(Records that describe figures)
— START —

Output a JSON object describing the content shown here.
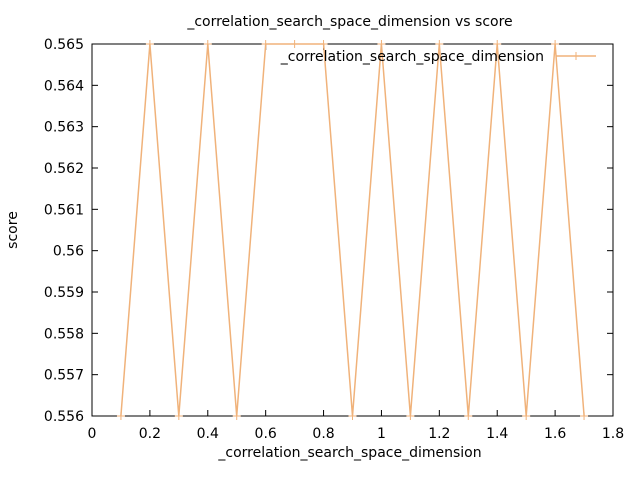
{
  "chart_data": {
    "type": "line",
    "title": "_correlation_search_space_dimension vs score",
    "xlabel": "_correlation_search_space_dimension",
    "ylabel": "score",
    "xlim": [
      0,
      1.8
    ],
    "ylim": [
      0.556,
      0.565
    ],
    "x_ticks": [
      "0",
      "0.2",
      "0.4",
      "0.6",
      "0.8",
      "1",
      "1.2",
      "1.4",
      "1.6",
      "1.8"
    ],
    "y_ticks": [
      "0.556",
      "0.557",
      "0.558",
      "0.559",
      "0.56",
      "0.561",
      "0.562",
      "0.563",
      "0.564",
      "0.565"
    ],
    "grid": false,
    "legend": "top-right",
    "series": [
      {
        "name": "_correlation_search_space_dimension",
        "color": "#f0b27a",
        "points": [
          [
            0.1,
            0.556
          ],
          [
            0.2,
            0.565
          ],
          [
            0.3,
            0.556
          ],
          [
            0.4,
            0.565
          ],
          [
            0.5,
            0.556
          ],
          [
            0.6,
            0.565
          ],
          [
            0.7,
            0.565
          ],
          [
            0.8,
            0.565
          ],
          [
            0.9,
            0.556
          ],
          [
            1.0,
            0.565
          ],
          [
            1.1,
            0.556
          ],
          [
            1.2,
            0.565
          ],
          [
            1.3,
            0.556
          ],
          [
            1.4,
            0.565
          ],
          [
            1.5,
            0.556
          ],
          [
            1.6,
            0.565
          ],
          [
            1.7,
            0.556
          ]
        ]
      }
    ]
  }
}
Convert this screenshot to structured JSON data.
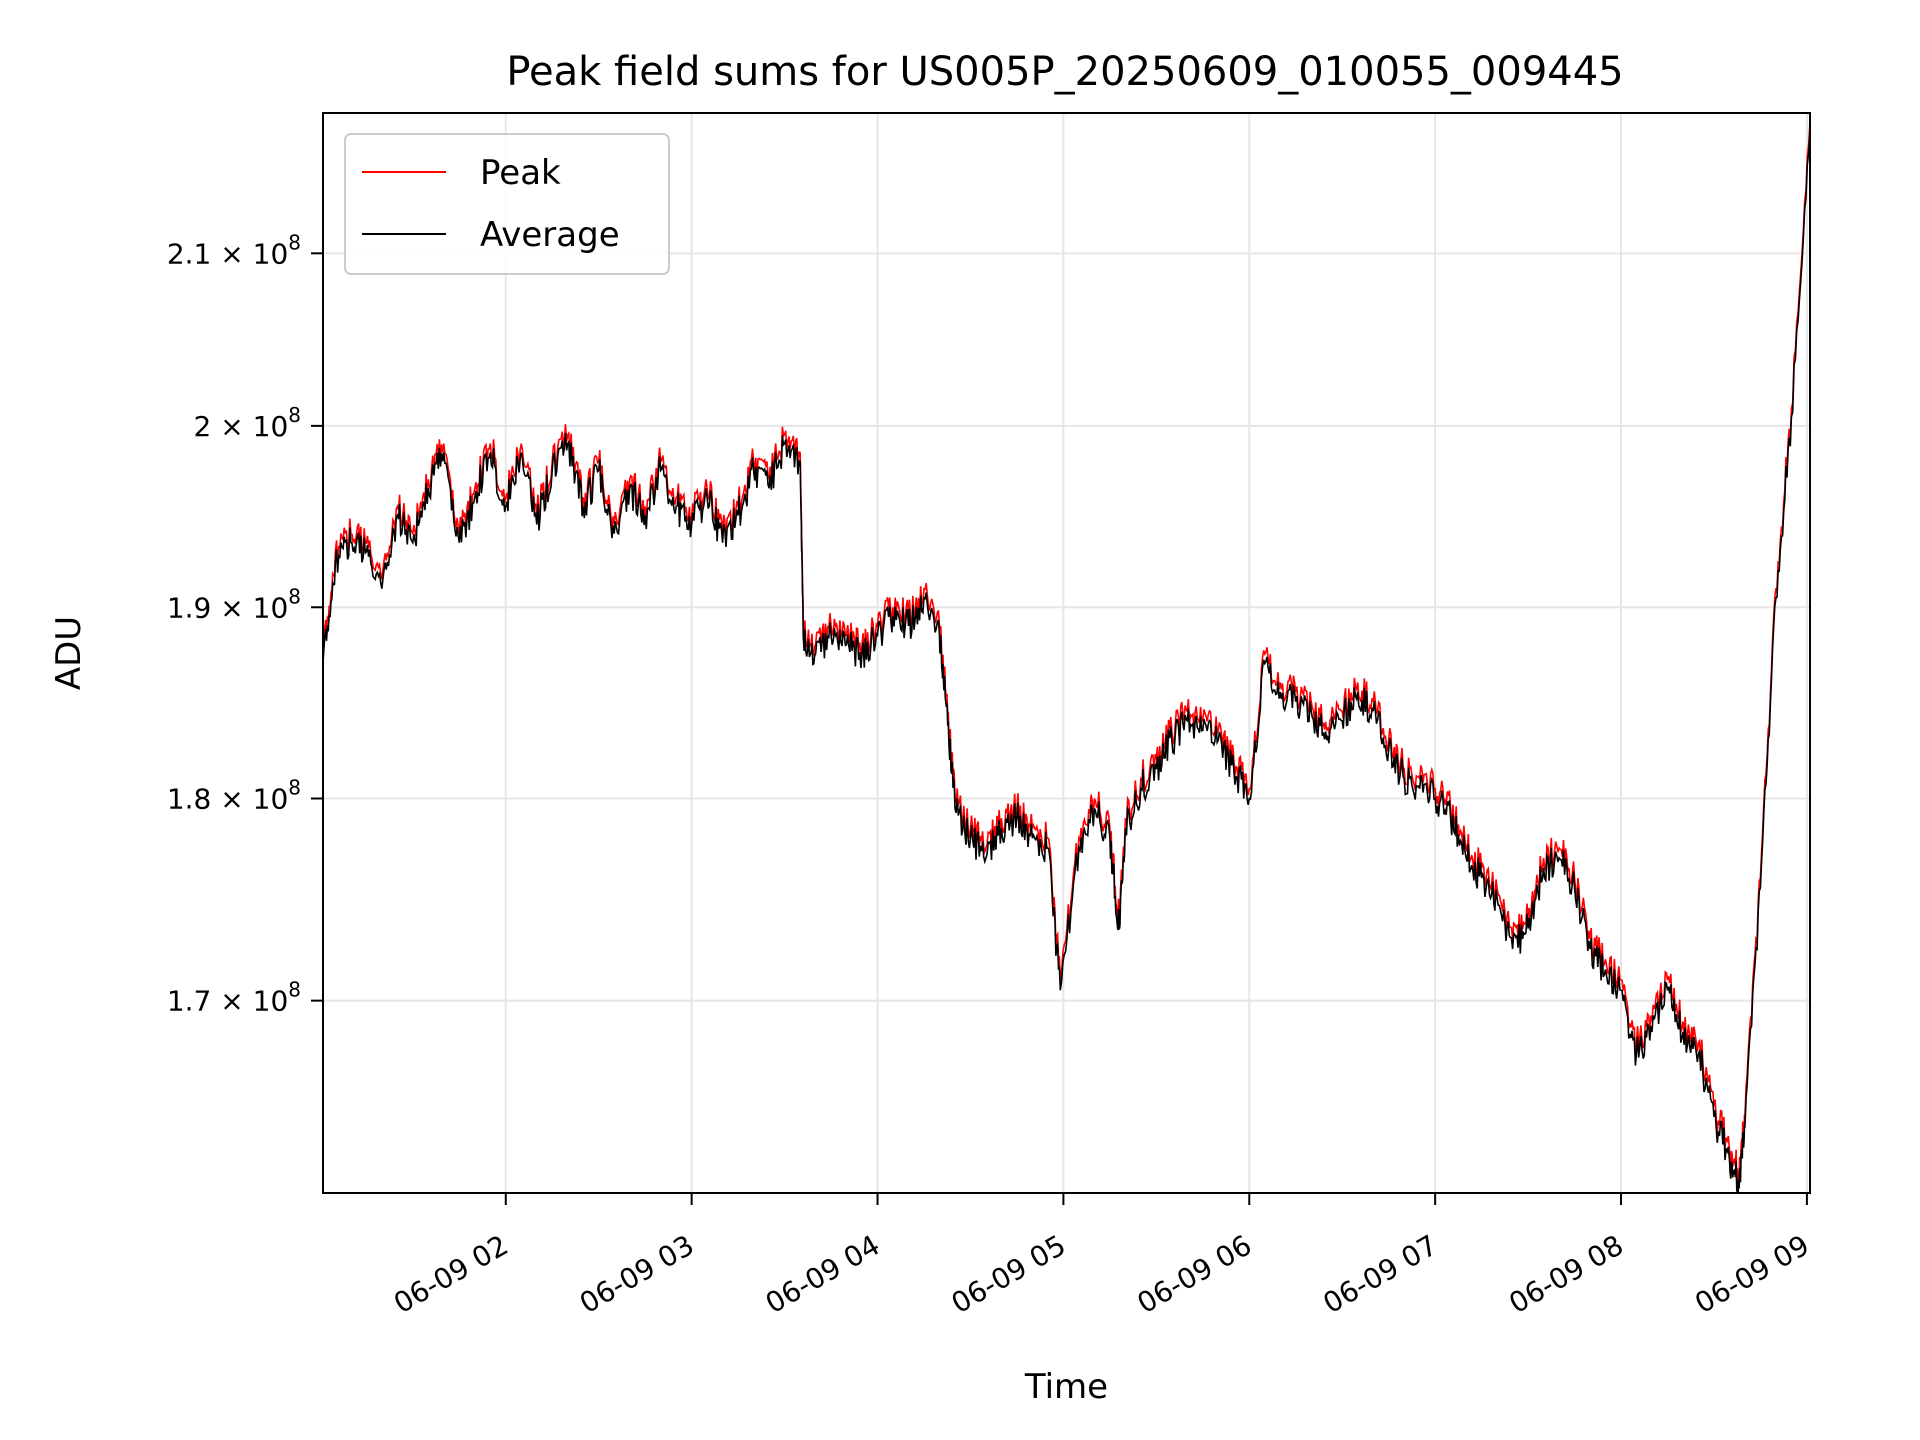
{
  "chart_data": {
    "type": "line",
    "title": "Peak field sums for US005P_20250609_010055_009445",
    "xlabel": "Time",
    "ylabel": "ADU",
    "y_scale": "log",
    "grid": true,
    "legend_position": "top-left",
    "xlim": [
      "2025-06-09 01:01",
      "2025-06-09 09:01"
    ],
    "ylim": [
      161000000,
      218500000
    ],
    "x_ticks": [
      {
        "value": "2025-06-09 02:00",
        "label": "06-09 02"
      },
      {
        "value": "2025-06-09 03:00",
        "label": "06-09 03"
      },
      {
        "value": "2025-06-09 04:00",
        "label": "06-09 04"
      },
      {
        "value": "2025-06-09 05:00",
        "label": "06-09 05"
      },
      {
        "value": "2025-06-09 06:00",
        "label": "06-09 06"
      },
      {
        "value": "2025-06-09 07:00",
        "label": "06-09 07"
      },
      {
        "value": "2025-06-09 08:00",
        "label": "06-09 08"
      },
      {
        "value": "2025-06-09 09:00",
        "label": "06-09 09"
      }
    ],
    "y_ticks": [
      {
        "value": 170000000,
        "mantissa": "1.7",
        "exponent": "8"
      },
      {
        "value": 180000000,
        "mantissa": "1.8",
        "exponent": "8"
      },
      {
        "value": 190000000,
        "mantissa": "1.9",
        "exponent": "8"
      },
      {
        "value": 200000000,
        "mantissa": "2",
        "exponent": "8"
      },
      {
        "value": 210000000,
        "mantissa": "2.1",
        "exponent": "8"
      }
    ],
    "series": [
      {
        "name": "Peak",
        "color": "#ff0000"
      },
      {
        "name": "Average",
        "color": "#000000"
      }
    ],
    "x": [
      "2025-06-09 01:01",
      "2025-06-09 01:05",
      "2025-06-09 01:10",
      "2025-06-09 01:15",
      "2025-06-09 01:20",
      "2025-06-09 01:25",
      "2025-06-09 01:30",
      "2025-06-09 01:35",
      "2025-06-09 01:40",
      "2025-06-09 01:45",
      "2025-06-09 01:50",
      "2025-06-09 01:55",
      "2025-06-09 02:00",
      "2025-06-09 02:05",
      "2025-06-09 02:10",
      "2025-06-09 02:15",
      "2025-06-09 02:20",
      "2025-06-09 02:25",
      "2025-06-09 02:30",
      "2025-06-09 02:35",
      "2025-06-09 02:40",
      "2025-06-09 02:45",
      "2025-06-09 02:50",
      "2025-06-09 02:55",
      "2025-06-09 03:00",
      "2025-06-09 03:05",
      "2025-06-09 03:10",
      "2025-06-09 03:15",
      "2025-06-09 03:20",
      "2025-06-09 03:25",
      "2025-06-09 03:30",
      "2025-06-09 03:35",
      "2025-06-09 03:36",
      "2025-06-09 03:40",
      "2025-06-09 03:45",
      "2025-06-09 03:50",
      "2025-06-09 03:55",
      "2025-06-09 04:00",
      "2025-06-09 04:05",
      "2025-06-09 04:10",
      "2025-06-09 04:15",
      "2025-06-09 04:20",
      "2025-06-09 04:22",
      "2025-06-09 04:25",
      "2025-06-09 04:30",
      "2025-06-09 04:35",
      "2025-06-09 04:40",
      "2025-06-09 04:45",
      "2025-06-09 04:50",
      "2025-06-09 04:55",
      "2025-06-09 04:59",
      "2025-06-09 05:05",
      "2025-06-09 05:10",
      "2025-06-09 05:15",
      "2025-06-09 05:18",
      "2025-06-09 05:20",
      "2025-06-09 05:25",
      "2025-06-09 05:30",
      "2025-06-09 05:35",
      "2025-06-09 05:40",
      "2025-06-09 05:45",
      "2025-06-09 05:50",
      "2025-06-09 05:55",
      "2025-06-09 06:00",
      "2025-06-09 06:05",
      "2025-06-09 06:10",
      "2025-06-09 06:15",
      "2025-06-09 06:20",
      "2025-06-09 06:25",
      "2025-06-09 06:30",
      "2025-06-09 06:35",
      "2025-06-09 06:40",
      "2025-06-09 06:45",
      "2025-06-09 06:50",
      "2025-06-09 06:55",
      "2025-06-09 07:00",
      "2025-06-09 07:05",
      "2025-06-09 07:10",
      "2025-06-09 07:15",
      "2025-06-09 07:20",
      "2025-06-09 07:25",
      "2025-06-09 07:30",
      "2025-06-09 07:35",
      "2025-06-09 07:40",
      "2025-06-09 07:45",
      "2025-06-09 07:50",
      "2025-06-09 07:55",
      "2025-06-09 08:00",
      "2025-06-09 08:05",
      "2025-06-09 08:10",
      "2025-06-09 08:15",
      "2025-06-09 08:20",
      "2025-06-09 08:25",
      "2025-06-09 08:30",
      "2025-06-09 08:35",
      "2025-06-09 08:38",
      "2025-06-09 08:40",
      "2025-06-09 08:45",
      "2025-06-09 08:50",
      "2025-06-09 08:55",
      "2025-06-09 09:01"
    ],
    "average": [
      187000000,
      192500000,
      193500000,
      193000000,
      191000000,
      195000000,
      193500000,
      196500000,
      198500000,
      193500000,
      196000000,
      198500000,
      195500000,
      198500000,
      194500000,
      197500000,
      199000000,
      195500000,
      197500000,
      194000000,
      196500000,
      195000000,
      197500000,
      195500000,
      194500000,
      196000000,
      193500000,
      195000000,
      197500000,
      196500000,
      199000000,
      198000000,
      188500000,
      187500000,
      188500000,
      188000000,
      187500000,
      188500000,
      189500000,
      189000000,
      190500000,
      188500000,
      185000000,
      179500000,
      178000000,
      177000000,
      178500000,
      179000000,
      178000000,
      177500000,
      170500000,
      177500000,
      179500000,
      178000000,
      173500000,
      178500000,
      180500000,
      181500000,
      183000000,
      184000000,
      183500000,
      183000000,
      181500000,
      180000000,
      187000000,
      185500000,
      185000000,
      184500000,
      183000000,
      184000000,
      185500000,
      184500000,
      182500000,
      181000000,
      180500000,
      180000000,
      179000000,
      177000000,
      176000000,
      175000000,
      172500000,
      173500000,
      176500000,
      177000000,
      175500000,
      172500000,
      171500000,
      170500000,
      167500000,
      168500000,
      170500000,
      168500000,
      167500000,
      164500000,
      162500000,
      161500000,
      164000000,
      175500000,
      190500000,
      200500000,
      217500000
    ],
    "peak": [
      187500000,
      193000000,
      194000000,
      193500000,
      191500000,
      195500000,
      194000000,
      197000000,
      199000000,
      194000000,
      196500000,
      199000000,
      196000000,
      199000000,
      195000000,
      198000000,
      199500000,
      196000000,
      198000000,
      194500000,
      197000000,
      195500000,
      198000000,
      196000000,
      195000000,
      196500000,
      194000000,
      195500000,
      198000000,
      197000000,
      199500000,
      198500000,
      189000000,
      188000000,
      189000000,
      188500000,
      188000000,
      189000000,
      190000000,
      189500000,
      191000000,
      189000000,
      185500000,
      180000000,
      178500000,
      177500000,
      179000000,
      179500000,
      178500000,
      178000000,
      171000000,
      178000000,
      180000000,
      178500000,
      174000000,
      179000000,
      181000000,
      182000000,
      183500000,
      184500000,
      184000000,
      183500000,
      182000000,
      180500000,
      187500000,
      186000000,
      185500000,
      185000000,
      183500000,
      184500000,
      186000000,
      185000000,
      183000000,
      181500000,
      181000000,
      180500000,
      179500000,
      177500000,
      176500000,
      175500000,
      173000000,
      174000000,
      177000000,
      177500000,
      176000000,
      173000000,
      172000000,
      171000000,
      168000000,
      169000000,
      171000000,
      169000000,
      168000000,
      165000000,
      163000000,
      162000000,
      164500000,
      176000000,
      191000000,
      201000000,
      218000000
    ]
  }
}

— END —

* TASK DESCRIPTION *
Pick out the lines above containing the word "name", then copy them.

* THE RESULT *
        "name": "_correlation_search_space_dimension",
        "name": "Peak",
        "name": "Average",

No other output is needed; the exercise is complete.